BRIEF: Each line that holds the word "benefit" counts once; report the total and nothing else.

RAW RECORDS:
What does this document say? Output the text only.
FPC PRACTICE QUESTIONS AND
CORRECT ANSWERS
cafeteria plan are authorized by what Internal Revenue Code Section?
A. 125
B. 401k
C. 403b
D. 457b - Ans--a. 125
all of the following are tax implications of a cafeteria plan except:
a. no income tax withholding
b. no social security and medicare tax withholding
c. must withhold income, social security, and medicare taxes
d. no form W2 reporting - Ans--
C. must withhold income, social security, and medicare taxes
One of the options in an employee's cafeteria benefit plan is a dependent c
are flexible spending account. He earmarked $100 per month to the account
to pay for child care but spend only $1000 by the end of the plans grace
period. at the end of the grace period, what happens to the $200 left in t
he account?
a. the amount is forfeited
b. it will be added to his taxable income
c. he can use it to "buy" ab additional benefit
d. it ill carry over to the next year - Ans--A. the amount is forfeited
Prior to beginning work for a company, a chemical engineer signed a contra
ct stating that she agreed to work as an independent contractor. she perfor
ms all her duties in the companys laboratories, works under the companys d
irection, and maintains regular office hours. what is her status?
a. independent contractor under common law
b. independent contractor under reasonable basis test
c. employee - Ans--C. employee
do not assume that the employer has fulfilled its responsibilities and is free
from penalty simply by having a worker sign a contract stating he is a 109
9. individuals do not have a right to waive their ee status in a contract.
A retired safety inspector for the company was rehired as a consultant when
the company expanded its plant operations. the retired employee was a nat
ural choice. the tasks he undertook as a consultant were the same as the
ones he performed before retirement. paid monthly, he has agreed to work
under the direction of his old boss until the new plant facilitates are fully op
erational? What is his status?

THE ANSWER: 2